◆ **EXERCISE**: Show every line where "median" occurs.

____

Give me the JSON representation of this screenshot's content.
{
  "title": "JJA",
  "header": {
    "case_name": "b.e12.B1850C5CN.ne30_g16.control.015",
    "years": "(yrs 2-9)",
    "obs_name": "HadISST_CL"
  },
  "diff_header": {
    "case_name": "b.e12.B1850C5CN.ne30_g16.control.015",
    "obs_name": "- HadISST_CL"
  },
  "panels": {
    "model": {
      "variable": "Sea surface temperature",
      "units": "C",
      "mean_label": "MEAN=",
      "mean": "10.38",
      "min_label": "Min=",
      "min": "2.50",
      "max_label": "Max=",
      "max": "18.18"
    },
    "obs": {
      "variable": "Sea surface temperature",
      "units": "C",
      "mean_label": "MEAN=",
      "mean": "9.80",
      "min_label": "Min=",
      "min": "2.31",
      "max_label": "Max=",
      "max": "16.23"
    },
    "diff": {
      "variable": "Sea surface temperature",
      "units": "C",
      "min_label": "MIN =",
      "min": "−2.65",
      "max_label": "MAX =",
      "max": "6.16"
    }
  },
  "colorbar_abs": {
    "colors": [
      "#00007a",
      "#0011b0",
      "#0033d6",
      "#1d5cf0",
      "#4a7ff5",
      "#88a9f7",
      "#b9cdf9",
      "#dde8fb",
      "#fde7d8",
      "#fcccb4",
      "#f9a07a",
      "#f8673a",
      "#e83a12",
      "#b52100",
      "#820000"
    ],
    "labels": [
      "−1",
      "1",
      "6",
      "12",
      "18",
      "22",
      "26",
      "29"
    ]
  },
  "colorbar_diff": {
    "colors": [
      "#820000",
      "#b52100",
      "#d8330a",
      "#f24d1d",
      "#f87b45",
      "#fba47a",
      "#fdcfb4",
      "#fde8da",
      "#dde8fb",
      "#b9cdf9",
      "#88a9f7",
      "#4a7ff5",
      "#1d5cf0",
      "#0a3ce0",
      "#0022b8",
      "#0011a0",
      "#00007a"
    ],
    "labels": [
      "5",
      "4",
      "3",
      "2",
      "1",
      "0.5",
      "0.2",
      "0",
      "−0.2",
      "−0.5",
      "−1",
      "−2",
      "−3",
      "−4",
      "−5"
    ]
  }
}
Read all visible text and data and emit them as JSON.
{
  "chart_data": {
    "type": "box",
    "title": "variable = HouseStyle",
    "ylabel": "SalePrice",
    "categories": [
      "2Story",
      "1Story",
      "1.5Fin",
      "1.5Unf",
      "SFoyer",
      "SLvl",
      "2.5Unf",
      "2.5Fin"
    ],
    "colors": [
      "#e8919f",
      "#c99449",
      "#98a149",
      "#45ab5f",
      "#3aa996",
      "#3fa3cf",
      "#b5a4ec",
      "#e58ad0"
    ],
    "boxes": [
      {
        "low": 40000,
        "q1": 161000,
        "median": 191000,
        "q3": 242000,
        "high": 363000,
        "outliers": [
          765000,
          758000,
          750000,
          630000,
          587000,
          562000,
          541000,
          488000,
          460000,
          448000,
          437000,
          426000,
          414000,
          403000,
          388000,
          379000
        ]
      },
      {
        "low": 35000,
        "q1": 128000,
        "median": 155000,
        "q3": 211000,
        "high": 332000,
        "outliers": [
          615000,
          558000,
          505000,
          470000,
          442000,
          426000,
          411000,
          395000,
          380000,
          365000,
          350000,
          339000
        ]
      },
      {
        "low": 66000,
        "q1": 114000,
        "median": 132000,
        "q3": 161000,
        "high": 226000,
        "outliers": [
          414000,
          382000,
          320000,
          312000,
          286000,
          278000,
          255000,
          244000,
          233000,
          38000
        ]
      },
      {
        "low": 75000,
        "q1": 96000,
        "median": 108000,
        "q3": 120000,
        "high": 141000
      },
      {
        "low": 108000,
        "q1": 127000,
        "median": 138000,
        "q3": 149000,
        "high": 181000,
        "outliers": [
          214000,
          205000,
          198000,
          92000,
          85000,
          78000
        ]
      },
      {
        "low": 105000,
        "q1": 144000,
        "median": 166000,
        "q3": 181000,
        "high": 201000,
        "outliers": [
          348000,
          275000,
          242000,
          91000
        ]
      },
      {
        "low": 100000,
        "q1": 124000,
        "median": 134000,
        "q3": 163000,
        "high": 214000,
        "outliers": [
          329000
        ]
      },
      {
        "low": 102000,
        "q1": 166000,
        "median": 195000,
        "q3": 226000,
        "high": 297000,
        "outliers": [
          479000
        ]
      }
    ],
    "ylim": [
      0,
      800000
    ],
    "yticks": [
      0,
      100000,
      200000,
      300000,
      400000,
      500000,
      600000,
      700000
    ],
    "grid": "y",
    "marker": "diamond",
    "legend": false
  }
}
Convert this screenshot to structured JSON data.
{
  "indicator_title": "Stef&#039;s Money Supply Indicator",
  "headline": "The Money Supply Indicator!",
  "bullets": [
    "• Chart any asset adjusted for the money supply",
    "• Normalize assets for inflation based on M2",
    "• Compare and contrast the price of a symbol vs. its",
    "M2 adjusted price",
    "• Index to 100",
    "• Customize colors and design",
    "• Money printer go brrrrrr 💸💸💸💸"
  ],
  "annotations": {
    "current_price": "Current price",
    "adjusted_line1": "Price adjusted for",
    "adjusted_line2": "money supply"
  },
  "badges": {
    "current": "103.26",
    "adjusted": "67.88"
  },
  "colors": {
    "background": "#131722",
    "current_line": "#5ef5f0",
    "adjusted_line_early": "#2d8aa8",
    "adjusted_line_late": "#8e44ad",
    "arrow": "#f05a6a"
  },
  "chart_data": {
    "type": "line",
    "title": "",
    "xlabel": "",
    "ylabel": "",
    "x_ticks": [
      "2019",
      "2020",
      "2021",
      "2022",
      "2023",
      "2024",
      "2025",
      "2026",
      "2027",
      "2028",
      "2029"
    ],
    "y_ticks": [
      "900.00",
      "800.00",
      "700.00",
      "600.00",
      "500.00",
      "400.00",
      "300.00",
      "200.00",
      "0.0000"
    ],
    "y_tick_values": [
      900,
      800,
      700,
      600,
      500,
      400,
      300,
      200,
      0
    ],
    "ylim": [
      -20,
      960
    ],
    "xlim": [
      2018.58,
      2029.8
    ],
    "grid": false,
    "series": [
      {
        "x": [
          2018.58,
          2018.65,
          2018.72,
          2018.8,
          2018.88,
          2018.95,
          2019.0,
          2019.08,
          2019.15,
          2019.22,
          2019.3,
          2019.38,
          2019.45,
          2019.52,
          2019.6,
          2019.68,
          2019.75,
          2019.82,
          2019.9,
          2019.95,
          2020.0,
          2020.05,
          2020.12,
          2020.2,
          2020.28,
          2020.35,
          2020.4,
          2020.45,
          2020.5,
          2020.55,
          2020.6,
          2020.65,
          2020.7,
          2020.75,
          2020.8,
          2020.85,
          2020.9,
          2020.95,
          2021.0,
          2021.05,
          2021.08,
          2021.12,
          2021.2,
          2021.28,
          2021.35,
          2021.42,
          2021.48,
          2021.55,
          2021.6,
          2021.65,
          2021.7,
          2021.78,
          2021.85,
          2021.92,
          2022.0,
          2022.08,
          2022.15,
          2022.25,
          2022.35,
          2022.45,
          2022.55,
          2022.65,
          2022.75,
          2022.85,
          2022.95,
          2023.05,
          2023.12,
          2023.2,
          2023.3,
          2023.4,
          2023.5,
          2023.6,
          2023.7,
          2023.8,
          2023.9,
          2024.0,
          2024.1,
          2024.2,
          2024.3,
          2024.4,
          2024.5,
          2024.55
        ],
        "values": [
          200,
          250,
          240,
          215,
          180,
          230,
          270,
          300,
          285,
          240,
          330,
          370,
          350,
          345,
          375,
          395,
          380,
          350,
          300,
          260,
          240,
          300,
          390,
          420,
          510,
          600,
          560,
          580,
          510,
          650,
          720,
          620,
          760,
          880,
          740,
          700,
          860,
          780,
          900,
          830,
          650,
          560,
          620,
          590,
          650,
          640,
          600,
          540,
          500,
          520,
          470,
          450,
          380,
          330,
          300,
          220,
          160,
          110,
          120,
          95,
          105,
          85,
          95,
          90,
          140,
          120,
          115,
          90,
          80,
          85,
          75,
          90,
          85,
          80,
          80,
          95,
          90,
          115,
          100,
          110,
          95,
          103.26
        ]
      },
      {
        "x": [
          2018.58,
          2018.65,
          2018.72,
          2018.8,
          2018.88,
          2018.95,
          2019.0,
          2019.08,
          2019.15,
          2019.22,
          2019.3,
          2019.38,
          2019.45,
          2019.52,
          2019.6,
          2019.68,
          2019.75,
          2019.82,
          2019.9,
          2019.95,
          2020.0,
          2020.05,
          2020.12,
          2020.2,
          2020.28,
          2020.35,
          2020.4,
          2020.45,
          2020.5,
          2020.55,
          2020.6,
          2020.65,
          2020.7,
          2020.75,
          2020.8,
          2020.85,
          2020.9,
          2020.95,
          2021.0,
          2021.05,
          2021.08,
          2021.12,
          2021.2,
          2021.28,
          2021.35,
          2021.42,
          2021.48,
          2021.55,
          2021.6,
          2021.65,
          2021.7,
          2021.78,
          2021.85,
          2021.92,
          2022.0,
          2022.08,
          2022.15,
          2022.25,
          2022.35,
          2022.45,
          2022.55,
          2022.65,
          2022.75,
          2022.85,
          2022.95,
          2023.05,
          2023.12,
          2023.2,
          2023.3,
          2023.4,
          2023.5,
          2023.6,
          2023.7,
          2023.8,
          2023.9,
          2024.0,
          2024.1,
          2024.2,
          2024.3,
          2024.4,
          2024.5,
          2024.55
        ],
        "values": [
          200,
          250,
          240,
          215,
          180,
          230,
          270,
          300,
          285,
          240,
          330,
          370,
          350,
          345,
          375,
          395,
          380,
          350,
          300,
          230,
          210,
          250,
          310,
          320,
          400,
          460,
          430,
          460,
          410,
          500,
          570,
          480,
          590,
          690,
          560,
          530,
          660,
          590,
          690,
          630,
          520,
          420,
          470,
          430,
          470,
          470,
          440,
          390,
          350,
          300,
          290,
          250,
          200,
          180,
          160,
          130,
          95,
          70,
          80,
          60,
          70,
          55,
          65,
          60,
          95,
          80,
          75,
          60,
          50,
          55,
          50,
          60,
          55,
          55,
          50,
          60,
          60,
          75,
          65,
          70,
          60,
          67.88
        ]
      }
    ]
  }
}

____

◆ **OUTPUT FOR THIS TASK**:
        "median": 191000,
        "median": 155000,
        "median": 132000,
        "median": 108000,
        "median": 138000,
        "median": 166000,
        "median": 134000,
        "median": 195000,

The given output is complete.